*Your goal*
Omit all images. Transcribe the rest of the material below exactly.

*Extracted information*
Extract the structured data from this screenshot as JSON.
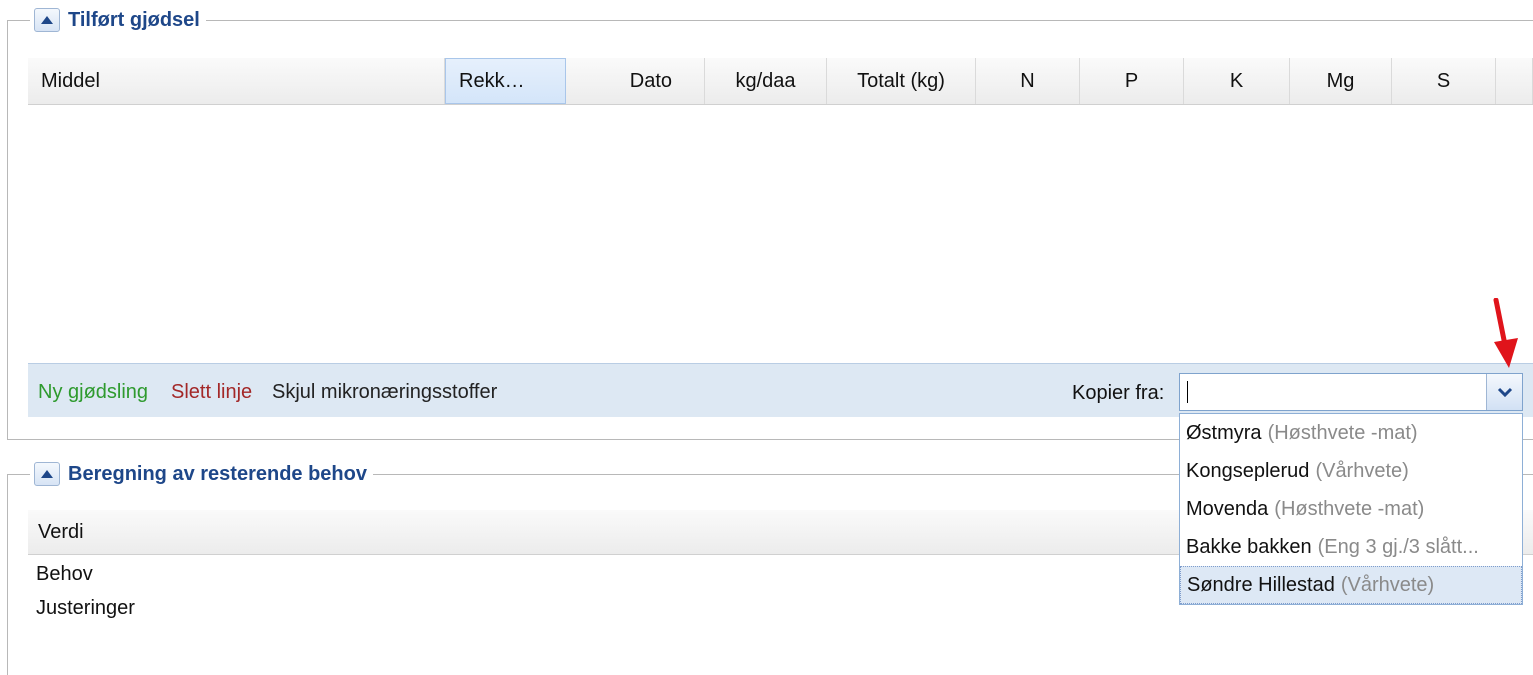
{
  "section1": {
    "title": "Tilført gjødsel",
    "columns": [
      "Middel",
      "Rekk…",
      "Dato",
      "kg/daa",
      "Totalt (kg)",
      "N",
      "P",
      "K",
      "Mg",
      "S"
    ],
    "toolbar": {
      "new_label": "Ny gjødsling",
      "delete_label": "Slett linje",
      "hide_label": "Skjul mikronæringsstoffer",
      "copy_from_label": "Kopier fra:",
      "copy_from_value": ""
    },
    "dropdown_options": [
      {
        "name": "Østmyra",
        "sub": "(Høsthvete -mat)"
      },
      {
        "name": "Kongseplerud",
        "sub": "(Vårhvete)"
      },
      {
        "name": "Movenda",
        "sub": "(Høsthvete -mat)"
      },
      {
        "name": "Bakke bakken",
        "sub": "(Eng 3 gj./3 slått..."
      },
      {
        "name": "Søndre Hillestad",
        "sub": "(Vårhvete)"
      }
    ]
  },
  "section2": {
    "title": "Beregning av resterende behov",
    "column": "Verdi",
    "rows": [
      "Behov",
      "Justeringer"
    ]
  },
  "colors": {
    "accent": "#1e4789",
    "new_link": "#2e9a2e",
    "delete_link": "#a32828",
    "annotation_arrow": "#e0141b"
  }
}
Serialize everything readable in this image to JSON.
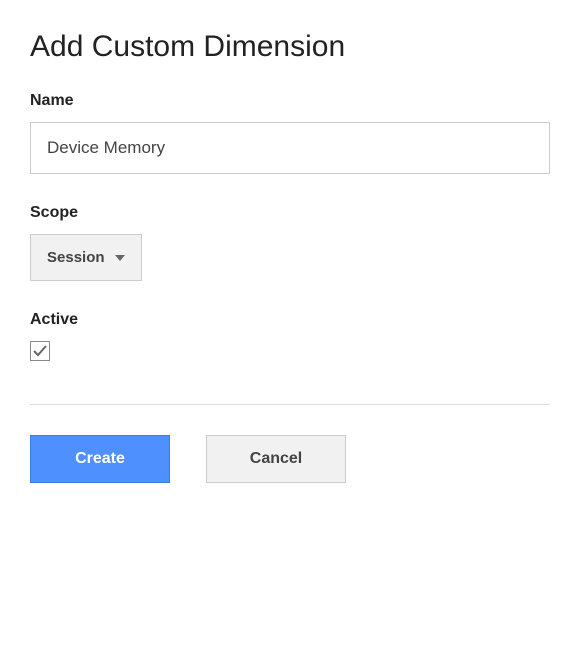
{
  "title": "Add Custom Dimension",
  "fields": {
    "name": {
      "label": "Name",
      "value": "Device Memory"
    },
    "scope": {
      "label": "Scope",
      "selected": "Session"
    },
    "active": {
      "label": "Active",
      "checked": true
    }
  },
  "buttons": {
    "create": "Create",
    "cancel": "Cancel"
  }
}
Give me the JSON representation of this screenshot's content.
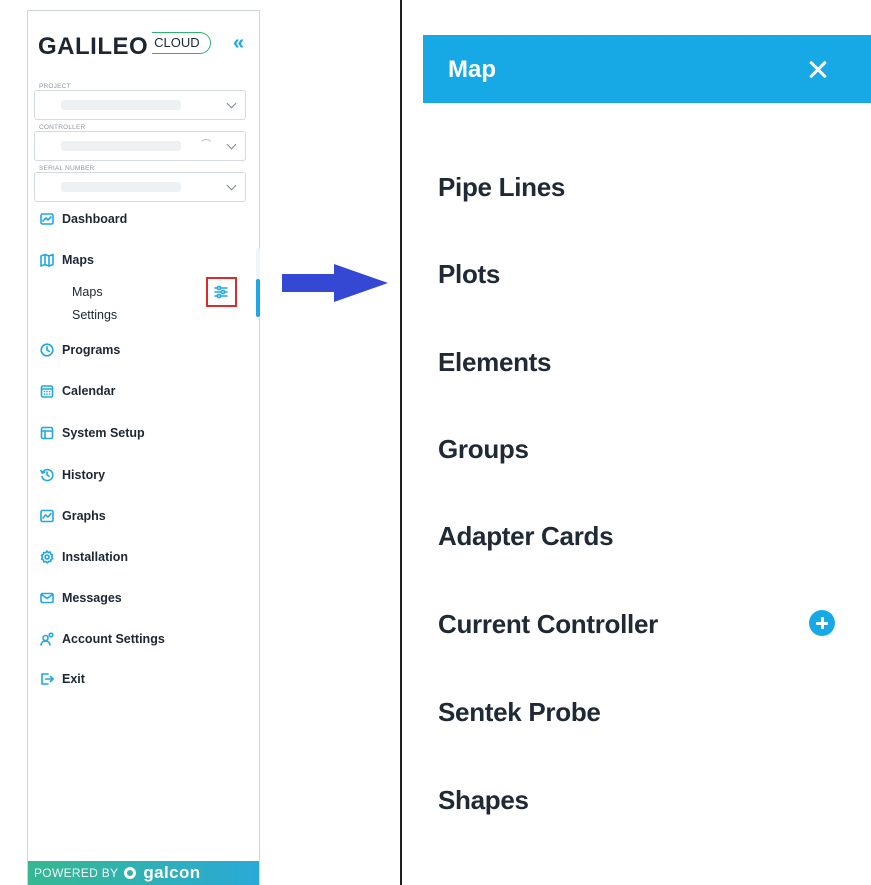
{
  "sidebar": {
    "brand": {
      "name": "GALILEO",
      "suffix": "CLOUD"
    },
    "collapse_label": "«",
    "fields": {
      "project_label": "PROJECT",
      "controller_label": "CONTROLLER",
      "serial_label": "SERIAL NUMBER"
    },
    "nav": {
      "dashboard": "Dashboard",
      "maps": "Maps",
      "maps_sub": [
        "Maps",
        "Settings"
      ],
      "programs": "Programs",
      "calendar": "Calendar",
      "system_setup": "System Setup",
      "history": "History",
      "graphs": "Graphs",
      "installation": "Installation",
      "messages": "Messages",
      "account_settings": "Account Settings",
      "exit": "Exit"
    },
    "footer": {
      "label": "POWERED BY",
      "brand": "galcon"
    }
  },
  "map_panel": {
    "title": "Map",
    "items": [
      "Pipe Lines",
      "Plots",
      "Elements",
      "Groups",
      "Adapter Cards",
      "Current Controller",
      "Sentek Probe",
      "Shapes"
    ]
  },
  "colors": {
    "accent": "#17a9e6",
    "highlight": "#d92c2c",
    "arrow": "#3548d4",
    "brand_green": "#2fb26c"
  },
  "icons": [
    "dashboard-icon",
    "map-icon",
    "filter-icon",
    "clock-icon",
    "calendar-icon",
    "system-setup-icon",
    "history-icon",
    "graph-icon",
    "gear-icon",
    "mail-icon",
    "account-icon",
    "exit-icon",
    "close-icon",
    "plus-circle-icon"
  ]
}
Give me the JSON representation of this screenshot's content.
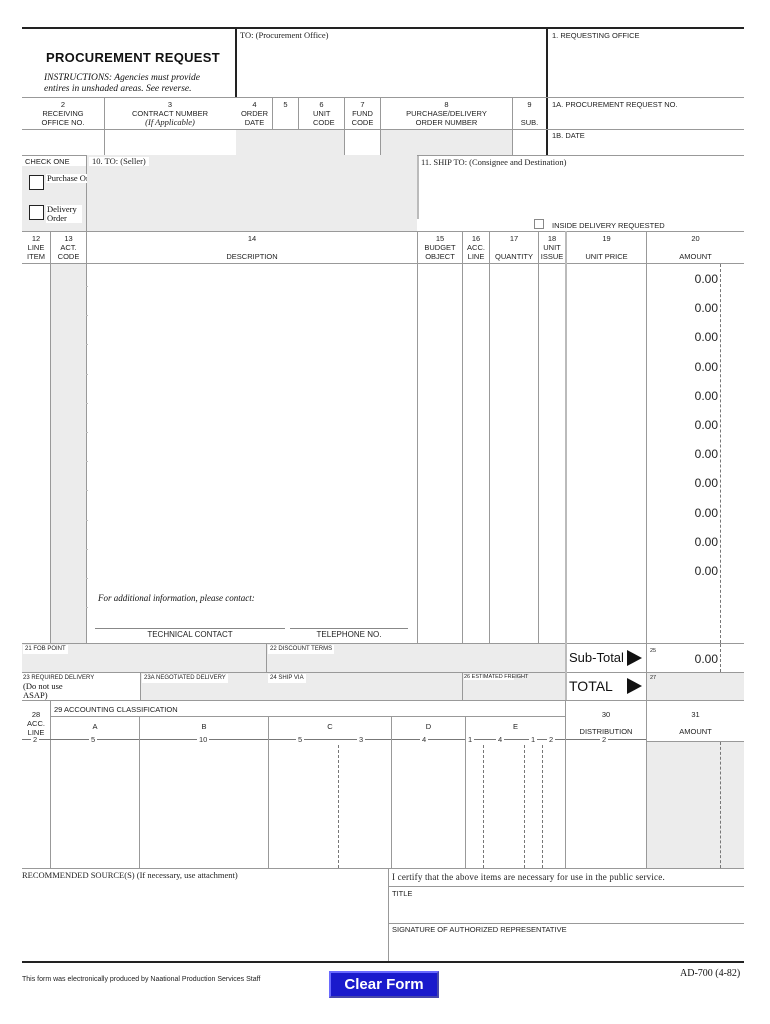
{
  "header": {
    "title": "PROCUREMENT REQUEST",
    "instructions": "INSTRUCTIONS:  Agencies must provide entires in unshaded areas. See reverse.",
    "to_label": "TO:  (Procurement Office)",
    "requesting_office": "1. REQUESTING OFFICE",
    "request_no": "1A. PROCUREMENT REQUEST NO.",
    "date": "1B. DATE"
  },
  "fields_row": [
    {
      "num": "2",
      "label": "RECEIVING OFFICE NO."
    },
    {
      "num": "3",
      "label": "CONTRACT NUMBER",
      "sub": "(If Applicable)"
    },
    {
      "num": "4",
      "label": "ORDER DATE"
    },
    {
      "num": "5",
      "label": ""
    },
    {
      "num": "6",
      "label": "UNIT CODE"
    },
    {
      "num": "7",
      "label": "FUND CODE"
    },
    {
      "num": "8",
      "label": "PURCHASE/DELIVERY ORDER NUMBER"
    },
    {
      "num": "9",
      "label": "SUB."
    }
  ],
  "check": {
    "title": "CHECK ONE",
    "options": [
      {
        "label": "Purchase Order",
        "checked": false
      },
      {
        "label": "Delivery Order",
        "checked": false
      }
    ],
    "seller": "10. TO:  (Seller)",
    "ship_to": "11. SHIP TO:  (Consignee and Destination)",
    "inside_delivery": "INSIDE DELIVERY REQUESTED"
  },
  "items_table": {
    "columns": [
      {
        "num": "12",
        "label": "LINE ITEM"
      },
      {
        "num": "13",
        "label": "ACT. CODE"
      },
      {
        "num": "14",
        "label": "DESCRIPTION"
      },
      {
        "num": "15",
        "label": "BUDGET OBJECT"
      },
      {
        "num": "16",
        "label": "ACC. LINE"
      },
      {
        "num": "17",
        "label": "QUANTITY"
      },
      {
        "num": "18",
        "label": "UNIT ISSUE"
      },
      {
        "num": "19",
        "label": "UNIT PRICE"
      },
      {
        "num": "20",
        "label": "AMOUNT"
      }
    ],
    "amounts": [
      "0.00",
      "0.00",
      "0.00",
      "0.00",
      "0.00",
      "0.00",
      "0.00",
      "0.00",
      "0.00",
      "0.00",
      "0.00"
    ],
    "contact_note": "For additional information, please contact:",
    "technical_contact": "TECHNICAL CONTACT",
    "telephone": "TELEPHONE NO."
  },
  "terms": {
    "fob": "21  FOB POINT",
    "discount": "22  DISCOUNT TERMS",
    "subtotal_label": "Sub-Total",
    "subtotal_num": "25",
    "subtotal_value": "0.00",
    "required_delivery": "23  REQUIRED DELIVERY",
    "required_note": "(Do not use ASAP)",
    "negotiated": "23A  NEGOTIATED DELIVERY",
    "ship_via": "24  SHIP VIA",
    "freight": "26  ESTIMATED FREIGHT",
    "total_label": "TOTAL",
    "total_num": "27"
  },
  "accounting": {
    "acc_line_num": "28",
    "acc_line_label": "ACC. LINE",
    "acc_line_width": "2",
    "title": "29  ACCOUNTING CLASSIFICATION",
    "columns": [
      {
        "label": "A",
        "widths": [
          "5"
        ]
      },
      {
        "label": "B",
        "widths": [
          "10"
        ]
      },
      {
        "label": "C",
        "widths": [
          "5",
          "3"
        ]
      },
      {
        "label": "D",
        "widths": [
          "4"
        ]
      },
      {
        "label": "E",
        "widths": [
          "1",
          "4",
          "1",
          "2"
        ]
      }
    ],
    "distribution_num": "30",
    "distribution": "DISTRIBUTION",
    "distribution_width": "2",
    "amount_num": "31",
    "amount": "AMOUNT"
  },
  "footer": {
    "recommended": "RECOMMENDED SOURCE(S) (If necessary, use attachment)",
    "certify": "I certify that the above items are necessary for use in the public service.",
    "title": "TITLE",
    "signature": "SIGNATURE OF AUTHORIZED REPRESENTATIVE",
    "produced_by": "This form was electronically produced by Naational Production Services Staff",
    "clear_button": "Clear Form",
    "form_id": "AD-700 (4-82)"
  },
  "colors": {
    "shade": "#ececec",
    "button_bg": "#1a1acc",
    "button_text": "#ffffff"
  }
}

*Exercise output*
Extract the structured data from this screenshot as JSON.
{
  "section1": {
    "title": "Tilført gjødsel",
    "columns": [
      "Middel",
      "Rekk…",
      "Dato",
      "kg/daa",
      "Totalt (kg)",
      "N",
      "P",
      "K",
      "Mg",
      "S"
    ],
    "toolbar": {
      "new_label": "Ny gjødsling",
      "delete_label": "Slett linje",
      "hide_label": "Skjul mikronæringsstoffer",
      "copy_from_label": "Kopier fra:",
      "copy_from_value": ""
    },
    "dropdown_options": [
      {
        "name": "Østmyra",
        "sub": "(Høsthvete -mat)"
      },
      {
        "name": "Kongseplerud",
        "sub": "(Vårhvete)"
      },
      {
        "name": "Movenda",
        "sub": "(Høsthvete -mat)"
      },
      {
        "name": "Bakke bakken",
        "sub": "(Eng 3 gj./3 slått..."
      },
      {
        "name": "Søndre Hillestad",
        "sub": "(Vårhvete)"
      }
    ]
  },
  "section2": {
    "title": "Beregning av resterende behov",
    "column": "Verdi",
    "rows": [
      "Behov",
      "Justeringer"
    ]
  },
  "colors": {
    "accent": "#1e4789",
    "new_link": "#2e9a2e",
    "delete_link": "#a32828",
    "annotation_arrow": "#e0141b"
  }
}
Serialize everything readable in this image to JSON.
{
  "title": "Add Custom Dimension",
  "fields": {
    "name": {
      "label": "Name",
      "value": "Device Memory"
    },
    "scope": {
      "label": "Scope",
      "selected": "Session"
    },
    "active": {
      "label": "Active",
      "checked": true
    }
  },
  "buttons": {
    "create": "Create",
    "cancel": "Cancel"
  }
}
Give me the JSON representation of this screenshot's content.
{
  "sidebar": {
    "brand": {
      "name": "GALILEO",
      "suffix": "CLOUD"
    },
    "collapse_label": "«",
    "fields": {
      "project_label": "PROJECT",
      "controller_label": "CONTROLLER",
      "serial_label": "SERIAL NUMBER"
    },
    "nav": {
      "dashboard": "Dashboard",
      "maps": "Maps",
      "maps_sub": [
        "Maps",
        "Settings"
      ],
      "programs": "Programs",
      "calendar": "Calendar",
      "system_setup": "System Setup",
      "history": "History",
      "graphs": "Graphs",
      "installation": "Installation",
      "messages": "Messages",
      "account_settings": "Account Settings",
      "exit": "Exit"
    },
    "footer": {
      "label": "POWERED BY",
      "brand": "galcon"
    }
  },
  "map_panel": {
    "title": "Map",
    "items": [
      "Pipe Lines",
      "Plots",
      "Elements",
      "Groups",
      "Adapter Cards",
      "Current Controller",
      "Sentek Probe",
      "Shapes"
    ]
  },
  "colors": {
    "accent": "#17a9e6",
    "highlight": "#d92c2c",
    "arrow": "#3548d4",
    "brand_green": "#2fb26c"
  },
  "icons": [
    "dashboard-icon",
    "map-icon",
    "filter-icon",
    "clock-icon",
    "calendar-icon",
    "system-setup-icon",
    "history-icon",
    "graph-icon",
    "gear-icon",
    "mail-icon",
    "account-icon",
    "exit-icon",
    "close-icon",
    "plus-circle-icon"
  ]
}
Give me the JSON representation of this screenshot's content.
{
  "header": {
    "title": "PROCUREMENT REQUEST",
    "instructions": "INSTRUCTIONS:  Agencies must provide entires in unshaded areas. See reverse.",
    "to_label": "TO:  (Procurement Office)",
    "requesting_office": "1. REQUESTING OFFICE",
    "request_no": "1A. PROCUREMENT REQUEST NO.",
    "date": "1B. DATE"
  },
  "fields_row": [
    {
      "num": "2",
      "label": "RECEIVING OFFICE NO."
    },
    {
      "num": "3",
      "label": "CONTRACT NUMBER",
      "sub": "(If Applicable)"
    },
    {
      "num": "4",
      "label": "ORDER DATE"
    },
    {
      "num": "5",
      "label": ""
    },
    {
      "num": "6",
      "label": "UNIT CODE"
    },
    {
      "num": "7",
      "label": "FUND CODE"
    },
    {
      "num": "8",
      "label": "PURCHASE/DELIVERY ORDER NUMBER"
    },
    {
      "num": "9",
      "label": "SUB."
    }
  ],
  "check": {
    "title": "CHECK ONE",
    "options": [
      {
        "label": "Purchase Order",
        "checked": false
      },
      {
        "label": "Delivery Order",
        "checked": false
      }
    ],
    "seller": "10. TO:  (Seller)",
    "ship_to": "11. SHIP TO:  (Consignee and Destination)",
    "inside_delivery": "INSIDE DELIVERY REQUESTED"
  },
  "items_table": {
    "columns": [
      {
        "num": "12",
        "label": "LINE ITEM"
      },
      {
        "num": "13",
        "label": "ACT. CODE"
      },
      {
        "num": "14",
        "label": "DESCRIPTION"
      },
      {
        "num": "15",
        "label": "BUDGET OBJECT"
      },
      {
        "num": "16",
        "label": "ACC. LINE"
      },
      {
        "num": "17",
        "label": "QUANTITY"
      },
      {
        "num": "18",
        "label": "UNIT ISSUE"
      },
      {
        "num": "19",
        "label": "UNIT PRICE"
      },
      {
        "num": "20",
        "label": "AMOUNT"
      }
    ],
    "amounts": [
      "0.00",
      "0.00",
      "0.00",
      "0.00",
      "0.00",
      "0.00",
      "0.00",
      "0.00",
      "0.00",
      "0.00",
      "0.00"
    ],
    "contact_note": "For additional information, please contact:",
    "technical_contact": "TECHNICAL CONTACT",
    "telephone": "TELEPHONE NO."
  },
  "terms": {
    "fob": "21  FOB POINT",
    "discount": "22  DISCOUNT TERMS",
    "subtotal_label": "Sub-Total",
    "subtotal_num": "25",
    "subtotal_value": "0.00",
    "required_delivery": "23  REQUIRED DELIVERY",
    "required_note": "(Do not use ASAP)",
    "negotiated": "23A  NEGOTIATED DELIVERY",
    "ship_via": "24  SHIP VIA",
    "freight": "26  ESTIMATED FREIGHT",
    "total_label": "TOTAL",
    "total_num": "27"
  },
  "accounting": {
    "acc_line_num": "28",
    "acc_line_label": "ACC. LINE",
    "acc_line_width": "2",
    "title": "29  ACCOUNTING CLASSIFICATION",
    "columns": [
      {
        "label": "A",
        "widths": [
          "5"
        ]
      },
      {
        "label": "B",
        "widths": [
          "10"
        ]
      },
      {
        "label": "C",
        "widths": [
          "5",
          "3"
        ]
      },
      {
        "label": "D",
        "widths": [
          "4"
        ]
      },
      {
        "label": "E",
        "widths": [
          "1",
          "4",
          "1",
          "2"
        ]
      }
    ],
    "distribution_num": "30",
    "distribution": "DISTRIBUTION",
    "distribution_width": "2",
    "amount_num": "31",
    "amount": "AMOUNT"
  },
  "footer": {
    "recommended": "RECOMMENDED SOURCE(S) (If necessary, use attachment)",
    "certify": "I certify that the above items are necessary for use in the public service.",
    "title": "TITLE",
    "signature": "SIGNATURE OF AUTHORIZED REPRESENTATIVE",
    "produced_by": "This form was electronically produced by Naational Production Services Staff",
    "clear_button": "Clear Form",
    "form_id": "AD-700 (4-82)"
  },
  "colors": {
    "shade": "#ececec",
    "button_bg": "#1a1acc",
    "button_text": "#ffffff"
  }
}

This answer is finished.